::: Material provided

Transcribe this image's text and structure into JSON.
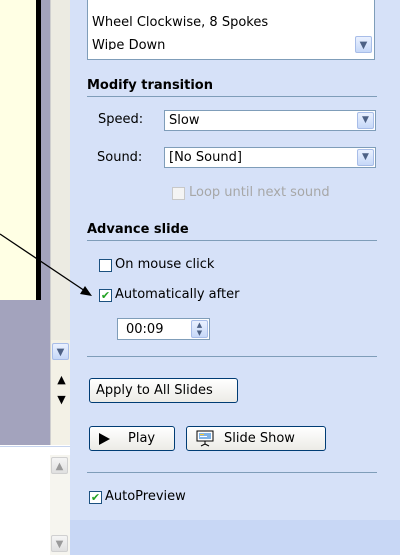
{
  "transition_list": {
    "item1": "Wheel Clockwise, 8 Spokes",
    "item2": "Wipe Down"
  },
  "modify_transition": {
    "title": "Modify transition",
    "speed_label": "Speed:",
    "speed_value": "Slow",
    "sound_label": "Sound:",
    "sound_value": "[No Sound]",
    "loop_label": "Loop until next sound",
    "loop_checked": false
  },
  "advance_slide": {
    "title": "Advance slide",
    "on_mouse_click_label": "On mouse click",
    "on_mouse_click_checked": false,
    "automatically_after_label": "Automatically after",
    "automatically_after_checked": true,
    "time_value": "00:09"
  },
  "buttons": {
    "apply_all": "Apply to All Slides",
    "play": "Play",
    "slide_show": "Slide Show"
  },
  "autopreview": {
    "label": "AutoPreview",
    "checked": true
  },
  "icons": {
    "dropdown": "chevron-down-icon",
    "check": "checkmark-icon",
    "play": "play-icon",
    "slideshow": "projector-screen-icon"
  },
  "colors": {
    "pane_bg": "#d6e1f8",
    "section_line": "#7f9db9",
    "check_green": "#21a121",
    "disabled_text": "#a7a7a7"
  }
}
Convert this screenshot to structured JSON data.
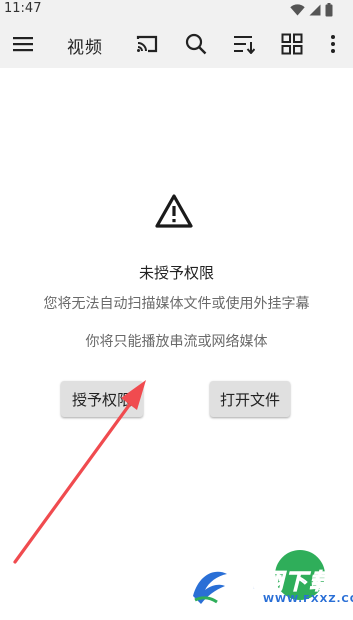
{
  "status_bar": {
    "time": "11:47",
    "icons": [
      "wifi-icon",
      "signal-icon",
      "battery-icon"
    ]
  },
  "app_bar": {
    "title": "视频",
    "actions": [
      "menu-icon",
      "cast-icon",
      "search-icon",
      "sort-icon",
      "grid-view-icon",
      "more-options-icon"
    ]
  },
  "permission_notice": {
    "icon": "warning-icon",
    "title": "未授予权限",
    "line1": "您将无法自动扫描媒体文件或使用外挂字幕",
    "line2": "你将只能播放串流或网络媒体",
    "grant_button_label": "授予权限",
    "open_file_button_label": "打开文件"
  },
  "annotation": {
    "arrow_color": "#f04b4f"
  },
  "watermark": {
    "brand": "飞翔下载",
    "url": "WWW.FXXZ.COM",
    "colors": {
      "primary": "#2a6fd6",
      "green": "#2fae5a"
    }
  },
  "colors": {
    "bar_background": "#f1f1f1",
    "button_background": "#e0e0e0",
    "text_secondary": "#6a6a6a"
  }
}
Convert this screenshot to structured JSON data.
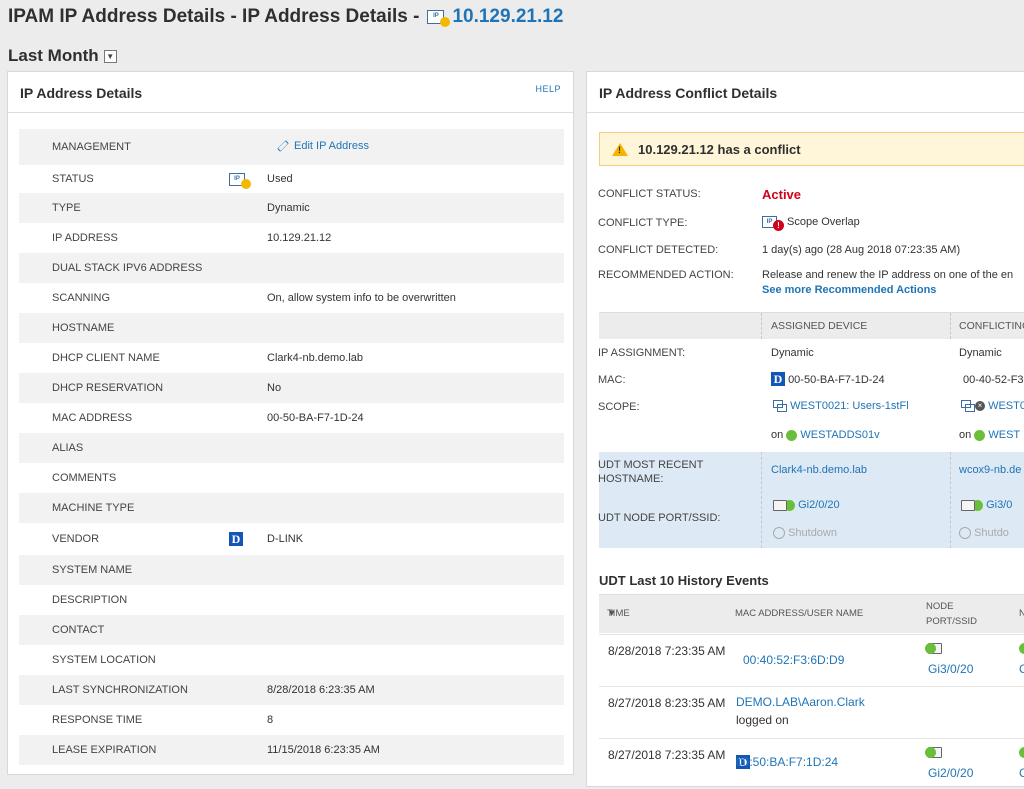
{
  "page": {
    "title_prefix": "IPAM IP Address Details - IP Address Details -",
    "ip": "10.129.21.12",
    "timeframe": "Last Month"
  },
  "left_panel": {
    "title": "IP Address Details",
    "help": "HELP",
    "rows": [
      {
        "label": "MANAGEMENT",
        "value": "Edit IP Address",
        "icon": "edit-icon",
        "link": true
      },
      {
        "label": "STATUS",
        "value": "Used",
        "icon": "ip-used-icon"
      },
      {
        "label": "TYPE",
        "value": "Dynamic"
      },
      {
        "label": "IP ADDRESS",
        "value": "10.129.21.12"
      },
      {
        "label": "DUAL STACK IPV6 ADDRESS",
        "value": ""
      },
      {
        "label": "SCANNING",
        "value": "On, allow system info to be overwritten"
      },
      {
        "label": "HOSTNAME",
        "value": ""
      },
      {
        "label": "DHCP CLIENT NAME",
        "value": "Clark4-nb.demo.lab"
      },
      {
        "label": "DHCP RESERVATION",
        "value": "No"
      },
      {
        "label": "MAC ADDRESS",
        "value": "00-50-BA-F7-1D-24"
      },
      {
        "label": "ALIAS",
        "value": ""
      },
      {
        "label": "COMMENTS",
        "value": ""
      },
      {
        "label": "MACHINE TYPE",
        "value": ""
      },
      {
        "label": "VENDOR",
        "value": "D-LINK",
        "icon": "dlink-icon"
      },
      {
        "label": "SYSTEM NAME",
        "value": ""
      },
      {
        "label": "DESCRIPTION",
        "value": ""
      },
      {
        "label": "CONTACT",
        "value": ""
      },
      {
        "label": "SYSTEM LOCATION",
        "value": ""
      },
      {
        "label": "LAST SYNCHRONIZATION",
        "value": "8/28/2018 6:23:35 AM"
      },
      {
        "label": "RESPONSE TIME",
        "value": "8"
      },
      {
        "label": "LEASE EXPIRATION",
        "value": "11/15/2018 6:23:35 AM"
      }
    ]
  },
  "right_panel": {
    "title": "IP Address Conflict Details",
    "banner": "10.129.21.12 has a conflict",
    "status_label": "CONFLICT STATUS:",
    "status_value": "Active",
    "type_label": "CONFLICT TYPE:",
    "type_value": "Scope Overlap",
    "detected_label": "CONFLICT DETECTED:",
    "detected_value": "1 day(s) ago (28 Aug 2018 07:23:35 AM)",
    "action_label": "RECOMMENDED ACTION:",
    "action_value": "Release and renew the IP address on one of the en",
    "action_link": "See more Recommended Actions",
    "table": {
      "col_assigned": "ASSIGNED DEVICE",
      "col_conflicting": "CONFLICTING",
      "ip_assignment_label": "IP ASSIGNMENT:",
      "ip_assigned": "Dynamic",
      "ip_conflicting": "Dynamic",
      "mac_label": "MAC:",
      "mac_assigned": "00-50-BA-F7-1D-24",
      "mac_conflicting": "00-40-52-F3",
      "scope_label": "SCOPE:",
      "scope_assigned": "WEST0021: Users-1stFl",
      "scope_conflicting": "WEST0",
      "on": "on",
      "server_assigned": "WESTADDS01v",
      "server_conflicting": "WEST",
      "udt_host_label": "UDT MOST RECENT HOSTNAME:",
      "udt_host_assigned": "Clark4-nb.demo.lab",
      "udt_host_conflicting": "wcox9-nb.de",
      "udt_port_label": "UDT NODE PORT/SSID:",
      "udt_port_assigned": "Gi2/0/20",
      "udt_port_conflicting": "Gi3/0",
      "shutdown_assigned": "Shutdown",
      "shutdown_conflicting": "Shutdo"
    },
    "history": {
      "title": "UDT Last 10 History Events",
      "col_time": "TIME",
      "col_mac": "MAC ADDRESS/USER NAME",
      "col_port_1": "NODE",
      "col_port_2": "PORT/SSID",
      "col_n": "N",
      "rows": [
        {
          "time": "8/28/2018 7:23:35 AM",
          "mac": "00:40:52:F3:6D:D9",
          "port": "Gi3/0/20",
          "extra": "C"
        },
        {
          "time": "8/27/2018 8:23:35 AM",
          "mac": "DEMO.LAB\\Aaron.Clark",
          "sub": "logged on",
          "port": ""
        },
        {
          "time": "8/27/2018 7:23:35 AM",
          "mac": "00:50:BA:F7:1D:24",
          "port": "Gi2/0/20",
          "extra": "C"
        }
      ]
    }
  },
  "colors": {
    "link": "#1f74b5",
    "active": "#d0021b",
    "accent_yellow": "#f5b800",
    "status_green": "#6abf3a"
  }
}
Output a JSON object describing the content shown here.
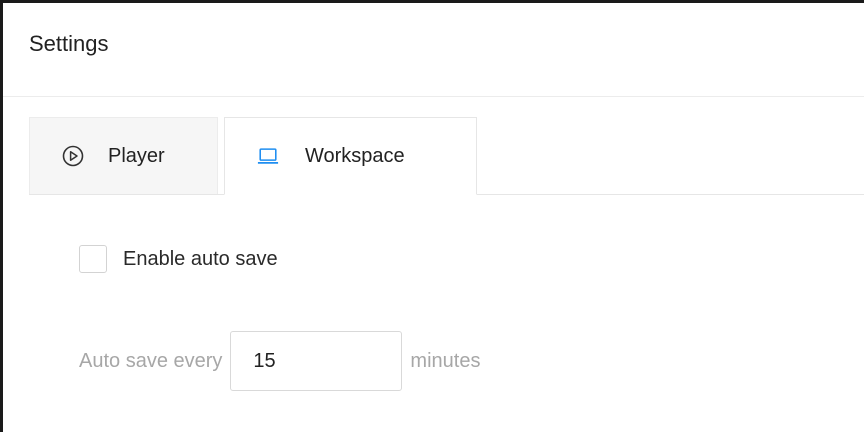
{
  "window": {
    "title": "Settings"
  },
  "tabs": [
    {
      "label": "Player",
      "icon": "play-circle-icon",
      "active": false
    },
    {
      "label": "Workspace",
      "icon": "laptop-icon",
      "active": true
    }
  ],
  "workspace": {
    "auto_save": {
      "label": "Enable auto save",
      "checked": false
    },
    "interval": {
      "prefix": "Auto save every",
      "value": "15",
      "suffix": "minutes"
    }
  },
  "colors": {
    "accent": "#1f8ef1",
    "border": "#1a1a1a",
    "muted_text": "#a7a7a7"
  }
}
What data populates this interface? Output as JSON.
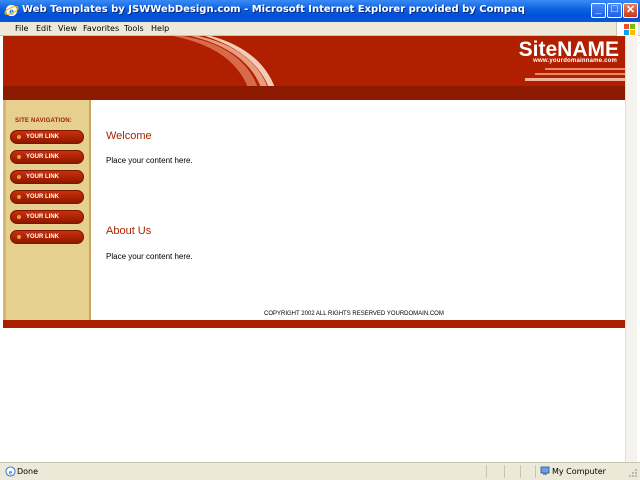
{
  "window": {
    "title": "Web Templates by JSWWebDesign.com - Microsoft Internet Explorer provided by Compaq",
    "controls": {
      "minimize": "_",
      "maximize": "□",
      "close": "✕"
    }
  },
  "menu": {
    "items": [
      "File",
      "Edit",
      "View",
      "Favorites",
      "Tools",
      "Help"
    ]
  },
  "site": {
    "name": "SiteNAME",
    "domain": "www.yourdomainname.com",
    "nav_heading": "SITE NAVIGATION:",
    "nav_links": [
      "YOUR LINK",
      "YOUR LINK",
      "YOUR LINK",
      "YOUR LINK",
      "YOUR LINK",
      "YOUR LINK"
    ],
    "sections": [
      {
        "title": "Welcome",
        "body": "Place your content here."
      },
      {
        "title": "About Us",
        "body": "Place your content here."
      }
    ],
    "copyright": "COPYRIGHT 2002 ALL RIGHTS RESERVED YOURDOMAIN.COM"
  },
  "status": {
    "text": "Done",
    "zone": "My Computer"
  },
  "colors": {
    "header_red": "#b02000",
    "sidebar_tan": "#e6cf8f",
    "accent_text": "#a82400",
    "titlebar_blue": "#0a5fe0"
  }
}
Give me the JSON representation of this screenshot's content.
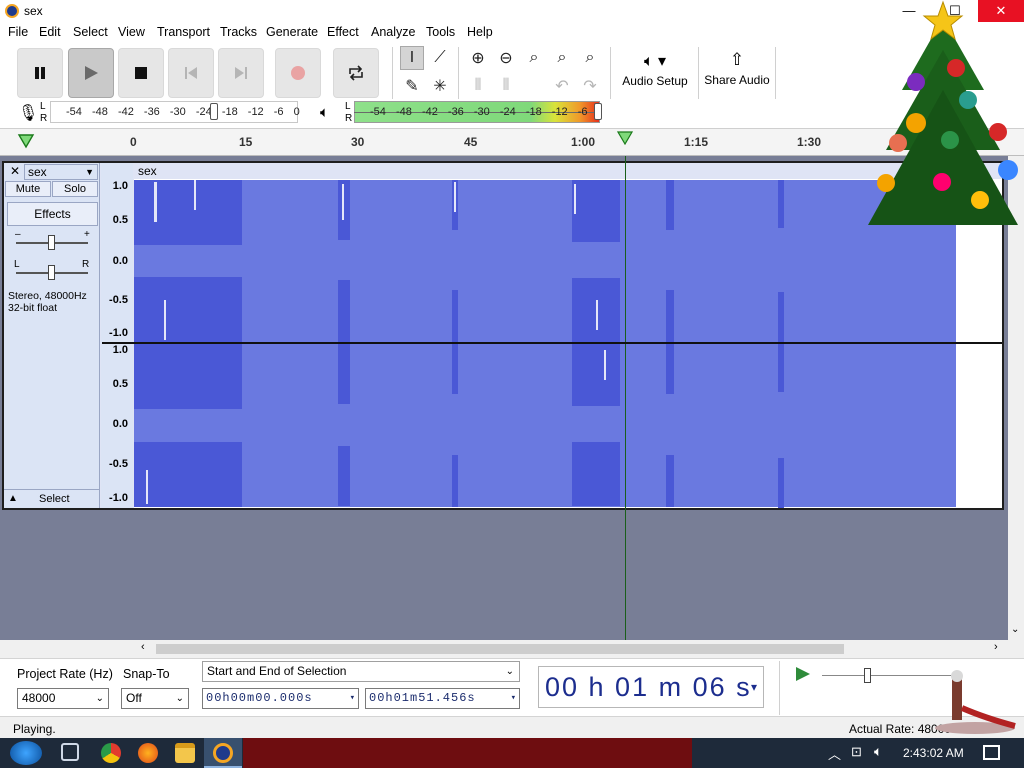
{
  "window": {
    "title": "sex",
    "min": "—",
    "max": "☐",
    "close": "✕"
  },
  "menu": [
    "File",
    "Edit",
    "Select",
    "View",
    "Transport",
    "Tracks",
    "Generate",
    "Effect",
    "Analyze",
    "Tools",
    "Help"
  ],
  "toolbar": {
    "audio_setup": "Audio Setup",
    "share_audio": "Share Audio",
    "rec_meter_ticks": [
      "-54",
      "-48",
      "-42",
      "-36",
      "-30",
      "-24",
      "-18",
      "-12",
      "-6",
      "0"
    ],
    "play_meter_ticks": [
      "-54",
      "-48",
      "-42",
      "-36",
      "-30",
      "-24",
      "-18",
      "-12",
      "-6"
    ],
    "lr": [
      "L",
      "R"
    ]
  },
  "timeline": {
    "ticks": [
      "0",
      "15",
      "30",
      "45",
      "1:00",
      "1:15",
      "1:30"
    ]
  },
  "track": {
    "name": "sex",
    "mute": "Mute",
    "solo": "Solo",
    "effects": "Effects",
    "gain_minus": "–",
    "gain_plus": "+",
    "pan_l": "L",
    "pan_r": "R",
    "info_line1": "Stereo, 48000Hz",
    "info_line2": "32-bit float",
    "select": "Select",
    "clip_name": "sex",
    "ruler_top": [
      "1.0",
      "0.5",
      "0.0",
      "-0.5",
      "-1.0"
    ],
    "ruler_bottom": [
      "1.0",
      "0.5",
      "0.0",
      "-0.5",
      "-1.0"
    ]
  },
  "selection": {
    "project_rate_label": "Project Rate (Hz)",
    "project_rate": "48000",
    "snap_label": "Snap-To",
    "snap": "Off",
    "mode": "Start and End of Selection",
    "start": "00h00m00.000s",
    "end": "00h01m51.456s",
    "clock": "00 h 01 m 06 s"
  },
  "status": {
    "text": "Playing.",
    "rate": "Actual Rate: 48000"
  },
  "taskbar": {
    "time": "2:43:02 AM"
  },
  "colors": {
    "waveform": "#6a79e0",
    "waveform_peak": "#3845c4",
    "track_bg": "#dbe4f5",
    "clock_text": "#1c2d8e"
  }
}
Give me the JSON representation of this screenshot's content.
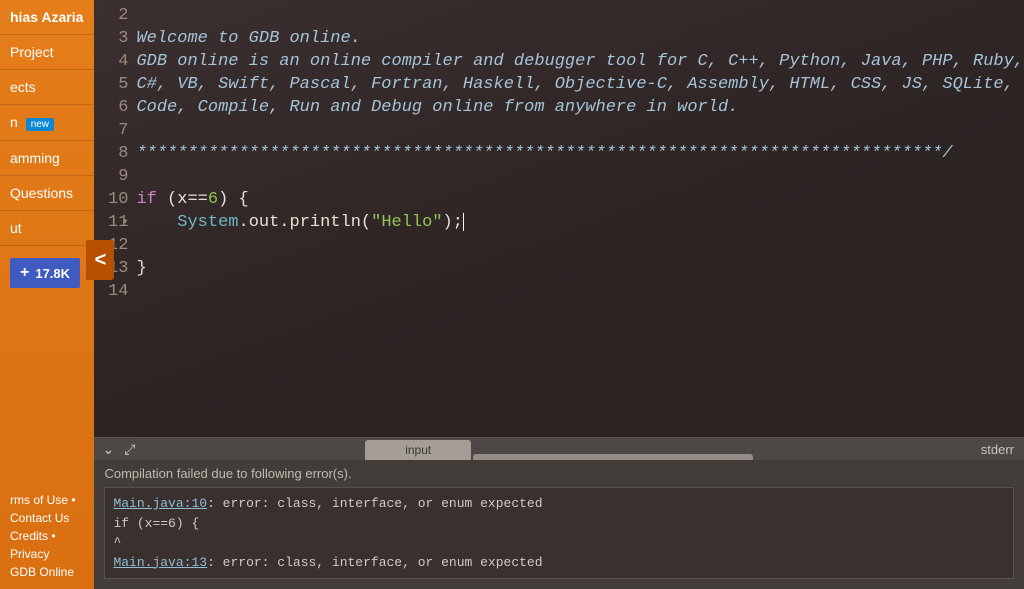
{
  "sidebar": {
    "user": "hias Azaria",
    "items": [
      {
        "label": "Project"
      },
      {
        "label": "ects"
      },
      {
        "label": "n",
        "badge": "new"
      },
      {
        "label": "amming"
      },
      {
        "label": "Questions"
      },
      {
        "label": "ut"
      }
    ],
    "share_count": "17.8K",
    "collapse_glyph": "<",
    "footer_line1": "rms of Use • Contact Us",
    "footer_line2": "Credits • Privacy",
    "footer_line3": "GDB Online"
  },
  "editor": {
    "lines": [
      {
        "n": 2,
        "type": "blank"
      },
      {
        "n": 3,
        "type": "comment",
        "text": "Welcome to GDB online."
      },
      {
        "n": 4,
        "type": "comment",
        "text": "GDB online is an online compiler and debugger tool for C, C++, Python, Java, PHP, Ruby,"
      },
      {
        "n": 5,
        "type": "comment",
        "text": "C#, VB, Swift, Pascal, Fortran, Haskell, Objective-C, Assembly, HTML, CSS, JS, SQLite,"
      },
      {
        "n": 6,
        "type": "comment",
        "text": "Code, Compile, Run and Debug online from anywhere in world."
      },
      {
        "n": 7,
        "type": "blank"
      },
      {
        "n": 8,
        "type": "comment",
        "text": "*******************************************************************************/"
      },
      {
        "n": 9,
        "type": "blank"
      },
      {
        "n": 10,
        "type": "code-if",
        "fold": true,
        "kw": "if",
        "var": "x",
        "op": "==",
        "num": "6"
      },
      {
        "n": 11,
        "type": "code-print",
        "cls": "System",
        "m1": "out",
        "m2": "println",
        "str": "\"Hello\""
      },
      {
        "n": 12,
        "type": "blank"
      },
      {
        "n": 13,
        "type": "code-close"
      },
      {
        "n": 14,
        "type": "blank"
      }
    ]
  },
  "console": {
    "chevron": "⌄",
    "expand": "⤢",
    "tab_input": "input",
    "stderr_label": "stderr",
    "message": "Compilation failed due to following error(s).",
    "errors": [
      {
        "link": "Main.java:10",
        "text": ": error: class, interface, or enum expected"
      },
      {
        "plain": "if (x==6) {"
      },
      {
        "plain": "^"
      },
      {
        "link": "Main.java:13",
        "text": ": error: class, interface, or enum expected"
      }
    ]
  }
}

::::::

Give only the count of lines in the data that include the string "true".

5